--- begin ---

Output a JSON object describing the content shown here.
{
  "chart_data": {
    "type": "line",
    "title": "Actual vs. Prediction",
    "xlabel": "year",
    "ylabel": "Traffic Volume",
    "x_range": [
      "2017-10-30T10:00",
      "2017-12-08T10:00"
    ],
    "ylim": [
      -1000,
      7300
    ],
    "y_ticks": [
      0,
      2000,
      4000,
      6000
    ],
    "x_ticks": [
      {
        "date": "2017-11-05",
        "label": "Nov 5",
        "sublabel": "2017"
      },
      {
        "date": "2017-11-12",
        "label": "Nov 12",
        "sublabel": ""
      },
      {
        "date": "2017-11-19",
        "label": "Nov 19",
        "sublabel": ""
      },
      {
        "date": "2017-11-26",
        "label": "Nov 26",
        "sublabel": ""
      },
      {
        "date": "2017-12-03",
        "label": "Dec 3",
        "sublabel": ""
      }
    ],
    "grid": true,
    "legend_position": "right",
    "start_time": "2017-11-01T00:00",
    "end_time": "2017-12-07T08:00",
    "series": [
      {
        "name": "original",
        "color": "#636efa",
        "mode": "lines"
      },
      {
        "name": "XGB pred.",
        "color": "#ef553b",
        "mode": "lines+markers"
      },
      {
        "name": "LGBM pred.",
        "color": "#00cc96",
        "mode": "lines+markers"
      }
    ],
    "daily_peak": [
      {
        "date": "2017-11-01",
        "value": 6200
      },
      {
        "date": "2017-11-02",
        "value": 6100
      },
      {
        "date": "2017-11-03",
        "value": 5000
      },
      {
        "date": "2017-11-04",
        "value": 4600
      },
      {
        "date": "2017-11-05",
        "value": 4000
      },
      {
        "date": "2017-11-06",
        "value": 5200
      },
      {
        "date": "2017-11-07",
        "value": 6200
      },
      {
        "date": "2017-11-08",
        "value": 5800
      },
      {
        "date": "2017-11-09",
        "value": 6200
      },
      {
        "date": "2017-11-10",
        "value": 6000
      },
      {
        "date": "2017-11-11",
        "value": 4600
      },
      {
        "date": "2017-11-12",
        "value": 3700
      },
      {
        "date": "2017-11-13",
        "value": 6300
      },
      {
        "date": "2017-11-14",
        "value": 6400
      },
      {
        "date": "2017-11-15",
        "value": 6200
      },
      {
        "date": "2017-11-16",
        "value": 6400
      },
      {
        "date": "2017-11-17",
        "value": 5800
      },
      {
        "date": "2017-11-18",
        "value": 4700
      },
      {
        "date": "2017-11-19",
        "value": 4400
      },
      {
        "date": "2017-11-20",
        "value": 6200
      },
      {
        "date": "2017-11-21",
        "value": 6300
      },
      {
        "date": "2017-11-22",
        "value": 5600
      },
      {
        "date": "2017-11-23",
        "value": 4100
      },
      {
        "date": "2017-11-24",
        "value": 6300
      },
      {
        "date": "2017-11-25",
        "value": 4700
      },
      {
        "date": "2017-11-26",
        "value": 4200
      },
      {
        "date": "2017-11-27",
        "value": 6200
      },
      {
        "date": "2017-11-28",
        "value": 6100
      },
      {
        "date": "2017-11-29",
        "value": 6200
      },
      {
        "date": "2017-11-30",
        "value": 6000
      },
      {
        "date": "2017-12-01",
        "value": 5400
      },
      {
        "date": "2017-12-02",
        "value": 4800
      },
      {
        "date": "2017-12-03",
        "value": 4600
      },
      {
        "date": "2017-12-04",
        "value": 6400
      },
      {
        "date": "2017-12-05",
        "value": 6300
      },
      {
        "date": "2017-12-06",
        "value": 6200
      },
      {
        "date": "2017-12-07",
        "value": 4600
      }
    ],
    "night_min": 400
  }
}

--- end ---

▶ [Problem requirements]: Repeat each entry word for word.

▶ [The output]:
Output a JSON object describing the content shown here.
{
  "chart_data": {
    "type": "line",
    "title": "Actual vs. Prediction",
    "xlabel": "year",
    "ylabel": "Traffic Volume",
    "x_range": [
      "2017-10-30T10:00",
      "2017-12-08T10:00"
    ],
    "ylim": [
      -1000,
      7300
    ],
    "y_ticks": [
      0,
      2000,
      4000,
      6000
    ],
    "x_ticks": [
      {
        "date": "2017-11-05",
        "label": "Nov 5",
        "sublabel": "2017"
      },
      {
        "date": "2017-11-12",
        "label": "Nov 12",
        "sublabel": ""
      },
      {
        "date": "2017-11-19",
        "label": "Nov 19",
        "sublabel": ""
      },
      {
        "date": "2017-11-26",
        "label": "Nov 26",
        "sublabel": ""
      },
      {
        "date": "2017-12-03",
        "label": "Dec 3",
        "sublabel": ""
      }
    ],
    "grid": true,
    "legend_position": "right",
    "start_time": "2017-11-01T00:00",
    "end_time": "2017-12-07T08:00",
    "series": [
      {
        "name": "original",
        "color": "#636efa",
        "mode": "lines"
      },
      {
        "name": "XGB pred.",
        "color": "#ef553b",
        "mode": "lines+markers"
      },
      {
        "name": "LGBM pred.",
        "color": "#00cc96",
        "mode": "lines+markers"
      }
    ],
    "daily_peak": [
      {
        "date": "2017-11-01",
        "value": 6200
      },
      {
        "date": "2017-11-02",
        "value": 6100
      },
      {
        "date": "2017-11-03",
        "value": 5000
      },
      {
        "date": "2017-11-04",
        "value": 4600
      },
      {
        "date": "2017-11-05",
        "value": 4000
      },
      {
        "date": "2017-11-06",
        "value": 5200
      },
      {
        "date": "2017-11-07",
        "value": 6200
      },
      {
        "date": "2017-11-08",
        "value": 5800
      },
      {
        "date": "2017-11-09",
        "value": 6200
      },
      {
        "date": "2017-11-10",
        "value": 6000
      },
      {
        "date": "2017-11-11",
        "value": 4600
      },
      {
        "date": "2017-11-12",
        "value": 3700
      },
      {
        "date": "2017-11-13",
        "value": 6300
      },
      {
        "date": "2017-11-14",
        "value": 6400
      },
      {
        "date": "2017-11-15",
        "value": 6200
      },
      {
        "date": "2017-11-16",
        "value": 6400
      },
      {
        "date": "2017-11-17",
        "value": 5800
      },
      {
        "date": "2017-11-18",
        "value": 4700
      },
      {
        "date": "2017-11-19",
        "value": 4400
      },
      {
        "date": "2017-11-20",
        "value": 6200
      },
      {
        "date": "2017-11-21",
        "value": 6300
      },
      {
        "date": "2017-11-22",
        "value": 5600
      },
      {
        "date": "2017-11-23",
        "value": 4100
      },
      {
        "date": "2017-11-24",
        "value": 6300
      },
      {
        "date": "2017-11-25",
        "value": 4700
      },
      {
        "date": "2017-11-26",
        "value": 4200
      },
      {
        "date": "2017-11-27",
        "value": 6200
      },
      {
        "date": "2017-11-28",
        "value": 6100
      },
      {
        "date": "2017-11-29",
        "value": 6200
      },
      {
        "date": "2017-11-30",
        "value": 6000
      },
      {
        "date": "2017-12-01",
        "value": 5400
      },
      {
        "date": "2017-12-02",
        "value": 4800
      },
      {
        "date": "2017-12-03",
        "value": 4600
      },
      {
        "date": "2017-12-04",
        "value": 6400
      },
      {
        "date": "2017-12-05",
        "value": 6300
      },
      {
        "date": "2017-12-06",
        "value": 6200
      },
      {
        "date": "2017-12-07",
        "value": 4600
      }
    ],
    "night_min": 400
  }
}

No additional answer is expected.